### WORK TO BE COMPLETED
Copy the listing below word for word, from its first line through the line containing "Ellipse shape [177,185,197,195]", with both of those lines included.

### INFORMATION SUPPLIED
%%

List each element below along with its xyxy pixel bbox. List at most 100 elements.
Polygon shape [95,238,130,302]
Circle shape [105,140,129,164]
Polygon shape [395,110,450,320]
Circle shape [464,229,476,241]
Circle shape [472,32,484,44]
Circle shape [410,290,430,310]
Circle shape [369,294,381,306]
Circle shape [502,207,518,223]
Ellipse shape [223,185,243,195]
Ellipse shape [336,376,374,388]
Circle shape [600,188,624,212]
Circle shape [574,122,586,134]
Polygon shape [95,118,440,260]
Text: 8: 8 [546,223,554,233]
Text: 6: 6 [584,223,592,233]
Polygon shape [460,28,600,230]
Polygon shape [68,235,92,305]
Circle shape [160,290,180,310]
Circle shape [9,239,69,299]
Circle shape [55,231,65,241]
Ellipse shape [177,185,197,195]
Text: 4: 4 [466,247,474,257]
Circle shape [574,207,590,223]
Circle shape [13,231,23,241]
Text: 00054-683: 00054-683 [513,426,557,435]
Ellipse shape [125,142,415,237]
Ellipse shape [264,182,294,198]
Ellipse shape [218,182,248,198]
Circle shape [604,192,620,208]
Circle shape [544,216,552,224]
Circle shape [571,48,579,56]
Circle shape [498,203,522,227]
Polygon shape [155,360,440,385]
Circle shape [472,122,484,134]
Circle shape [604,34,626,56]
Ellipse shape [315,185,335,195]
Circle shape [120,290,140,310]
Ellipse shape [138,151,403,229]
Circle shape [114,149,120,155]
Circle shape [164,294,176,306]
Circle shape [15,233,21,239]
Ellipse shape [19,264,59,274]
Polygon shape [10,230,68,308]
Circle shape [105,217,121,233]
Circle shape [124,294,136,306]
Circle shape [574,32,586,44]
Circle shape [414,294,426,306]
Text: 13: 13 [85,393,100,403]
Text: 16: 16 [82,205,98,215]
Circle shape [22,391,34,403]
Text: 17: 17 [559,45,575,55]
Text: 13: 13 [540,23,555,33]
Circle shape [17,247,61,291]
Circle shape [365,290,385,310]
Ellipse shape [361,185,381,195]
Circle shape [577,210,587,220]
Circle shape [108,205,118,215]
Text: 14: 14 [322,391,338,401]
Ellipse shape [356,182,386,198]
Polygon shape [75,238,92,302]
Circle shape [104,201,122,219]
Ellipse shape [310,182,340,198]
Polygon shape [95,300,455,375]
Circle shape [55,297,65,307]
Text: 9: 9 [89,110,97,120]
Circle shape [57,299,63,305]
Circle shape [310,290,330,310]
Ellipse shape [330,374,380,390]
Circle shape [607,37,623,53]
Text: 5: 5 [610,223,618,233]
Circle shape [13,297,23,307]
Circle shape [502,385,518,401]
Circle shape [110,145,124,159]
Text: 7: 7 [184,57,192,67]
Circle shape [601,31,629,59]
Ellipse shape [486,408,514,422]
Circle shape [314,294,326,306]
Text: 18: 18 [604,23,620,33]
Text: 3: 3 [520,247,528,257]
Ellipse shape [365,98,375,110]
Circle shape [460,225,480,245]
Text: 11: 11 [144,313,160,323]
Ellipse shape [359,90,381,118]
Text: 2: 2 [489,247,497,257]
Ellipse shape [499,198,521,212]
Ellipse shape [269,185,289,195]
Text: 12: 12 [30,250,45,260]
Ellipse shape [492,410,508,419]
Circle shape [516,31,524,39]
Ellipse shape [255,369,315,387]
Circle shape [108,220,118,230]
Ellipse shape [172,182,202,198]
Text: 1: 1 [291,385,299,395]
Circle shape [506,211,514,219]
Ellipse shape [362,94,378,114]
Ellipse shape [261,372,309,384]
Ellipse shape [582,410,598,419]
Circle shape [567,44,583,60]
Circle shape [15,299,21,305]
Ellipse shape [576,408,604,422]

%%

### ANSWER
List each element below along with its xyxy pixel bbox. List at most 100 elements.
Polygon shape [95,238,130,302]
Circle shape [105,140,129,164]
Polygon shape [395,110,450,320]
Circle shape [464,229,476,241]
Circle shape [472,32,484,44]
Circle shape [410,290,430,310]
Circle shape [369,294,381,306]
Circle shape [502,207,518,223]
Ellipse shape [223,185,243,195]
Ellipse shape [336,376,374,388]
Circle shape [600,188,624,212]
Circle shape [574,122,586,134]
Polygon shape [95,118,440,260]
Text: 8: 8 [546,223,554,233]
Text: 6: 6 [584,223,592,233]
Polygon shape [460,28,600,230]
Polygon shape [68,235,92,305]
Circle shape [160,290,180,310]
Circle shape [9,239,69,299]
Circle shape [55,231,65,241]
Ellipse shape [177,185,197,195]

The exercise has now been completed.